(Figure contents as structured data)
- - - -
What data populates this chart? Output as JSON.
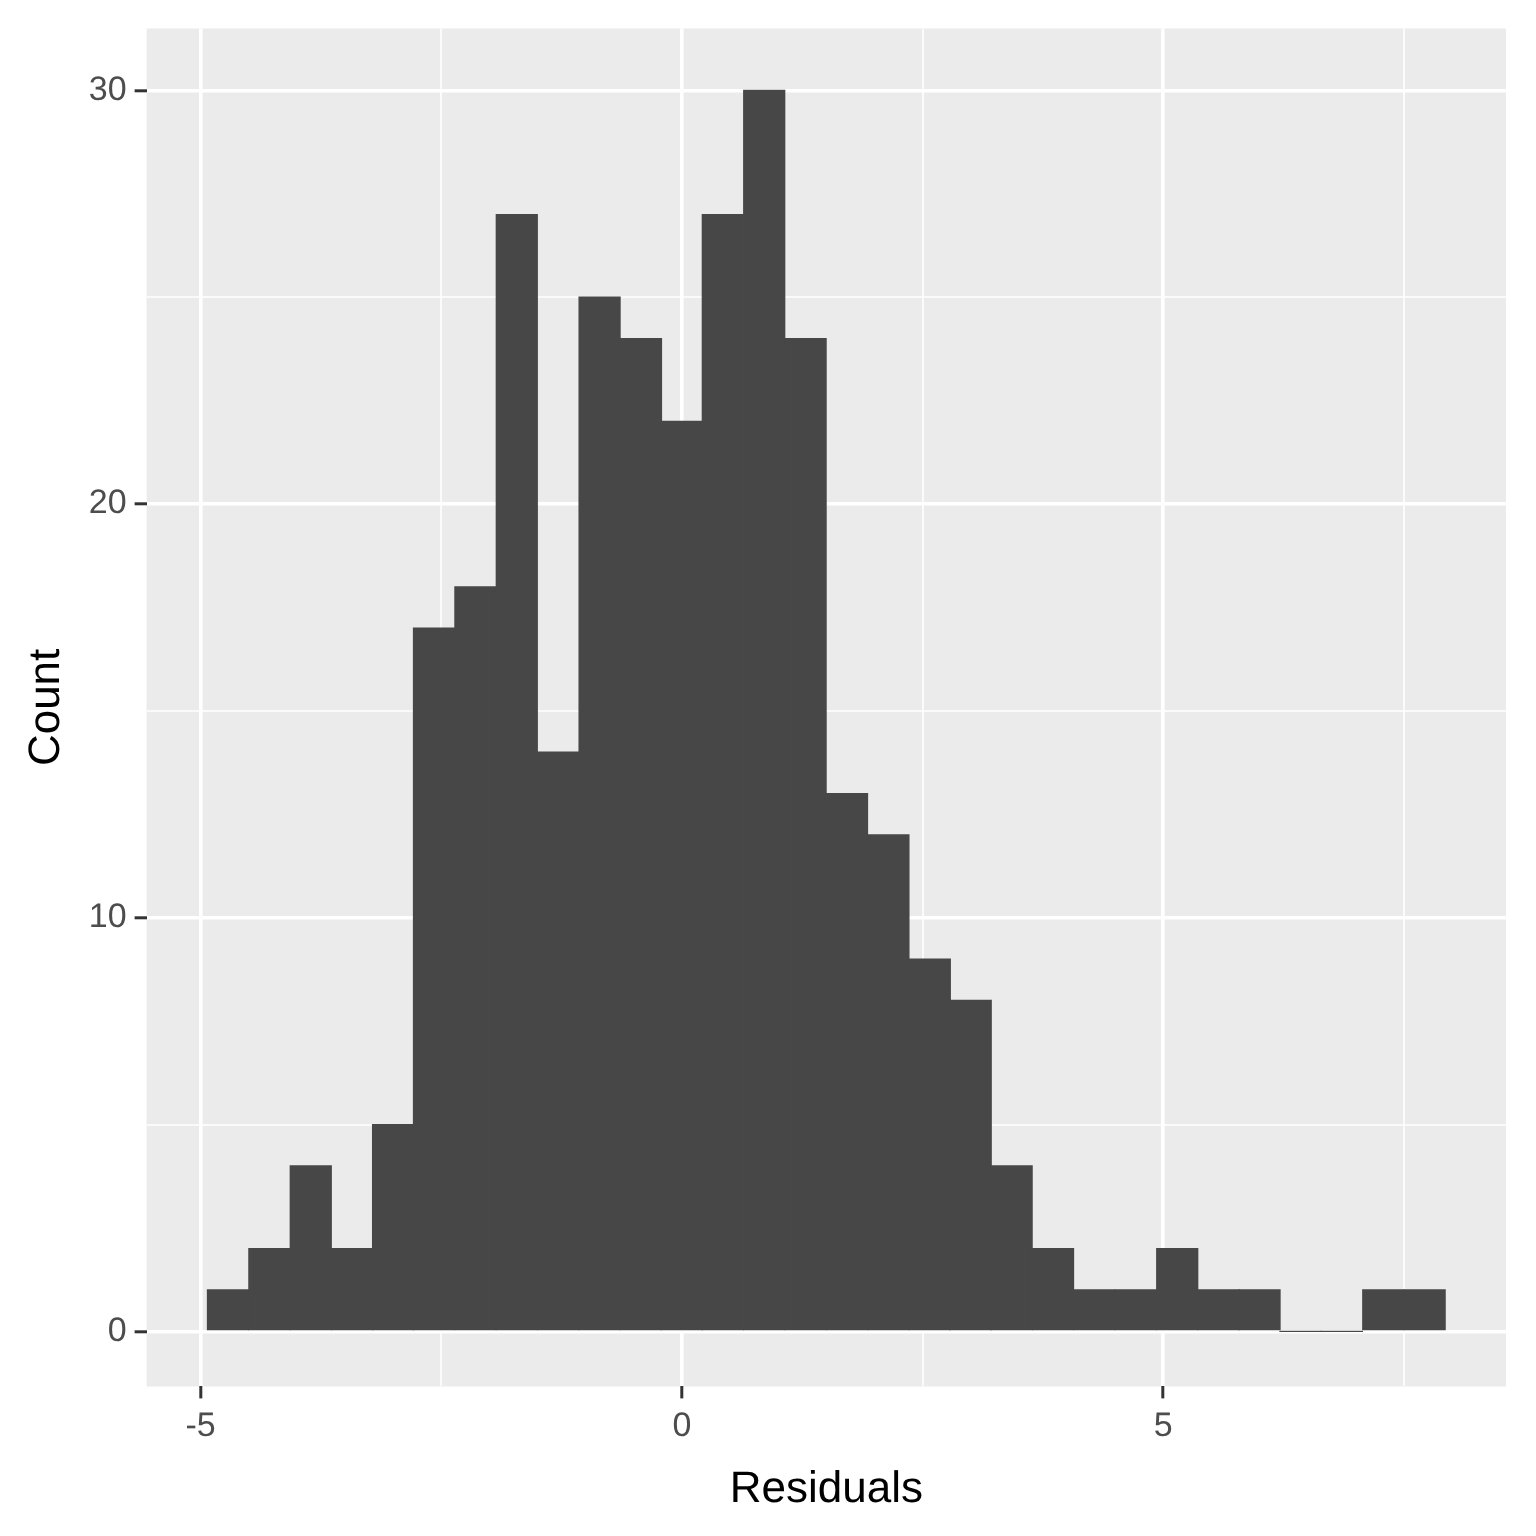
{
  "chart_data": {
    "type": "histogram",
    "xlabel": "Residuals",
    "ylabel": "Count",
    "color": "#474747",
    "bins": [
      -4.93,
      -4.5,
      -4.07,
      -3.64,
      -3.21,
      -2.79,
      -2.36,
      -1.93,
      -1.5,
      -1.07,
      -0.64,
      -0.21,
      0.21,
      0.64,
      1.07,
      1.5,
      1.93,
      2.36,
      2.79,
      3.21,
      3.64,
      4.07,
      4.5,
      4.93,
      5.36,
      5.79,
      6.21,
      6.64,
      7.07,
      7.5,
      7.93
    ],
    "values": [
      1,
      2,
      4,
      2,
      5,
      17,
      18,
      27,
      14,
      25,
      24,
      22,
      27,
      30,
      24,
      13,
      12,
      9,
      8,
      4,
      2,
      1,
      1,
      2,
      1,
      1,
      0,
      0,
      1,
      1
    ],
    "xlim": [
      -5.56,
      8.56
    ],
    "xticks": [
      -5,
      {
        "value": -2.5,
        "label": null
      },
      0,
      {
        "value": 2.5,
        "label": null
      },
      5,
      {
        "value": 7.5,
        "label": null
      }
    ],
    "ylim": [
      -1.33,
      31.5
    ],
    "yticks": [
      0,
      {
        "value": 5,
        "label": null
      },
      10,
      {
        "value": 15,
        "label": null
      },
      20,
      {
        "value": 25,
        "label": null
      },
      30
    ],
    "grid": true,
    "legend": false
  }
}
- - - -
* WHAT IS EXPECTED
Copy the listing in full and without alteration, omitting every picture.

* RESULT
What data populates this chart? Output as JSON.
{
  "chart_data": {
    "type": "histogram",
    "xlabel": "Residuals",
    "ylabel": "Count",
    "color": "#474747",
    "bins": [
      -4.93,
      -4.5,
      -4.07,
      -3.64,
      -3.21,
      -2.79,
      -2.36,
      -1.93,
      -1.5,
      -1.07,
      -0.64,
      -0.21,
      0.21,
      0.64,
      1.07,
      1.5,
      1.93,
      2.36,
      2.79,
      3.21,
      3.64,
      4.07,
      4.5,
      4.93,
      5.36,
      5.79,
      6.21,
      6.64,
      7.07,
      7.5,
      7.93
    ],
    "values": [
      1,
      2,
      4,
      2,
      5,
      17,
      18,
      27,
      14,
      25,
      24,
      22,
      27,
      30,
      24,
      13,
      12,
      9,
      8,
      4,
      2,
      1,
      1,
      2,
      1,
      1,
      0,
      0,
      1,
      1
    ],
    "xlim": [
      -5.56,
      8.56
    ],
    "xticks": [
      -5,
      {
        "value": -2.5,
        "label": null
      },
      0,
      {
        "value": 2.5,
        "label": null
      },
      5,
      {
        "value": 7.5,
        "label": null
      }
    ],
    "ylim": [
      -1.33,
      31.5
    ],
    "yticks": [
      0,
      {
        "value": 5,
        "label": null
      },
      10,
      {
        "value": 15,
        "label": null
      },
      20,
      {
        "value": 25,
        "label": null
      },
      30
    ],
    "grid": true,
    "legend": false
  }
}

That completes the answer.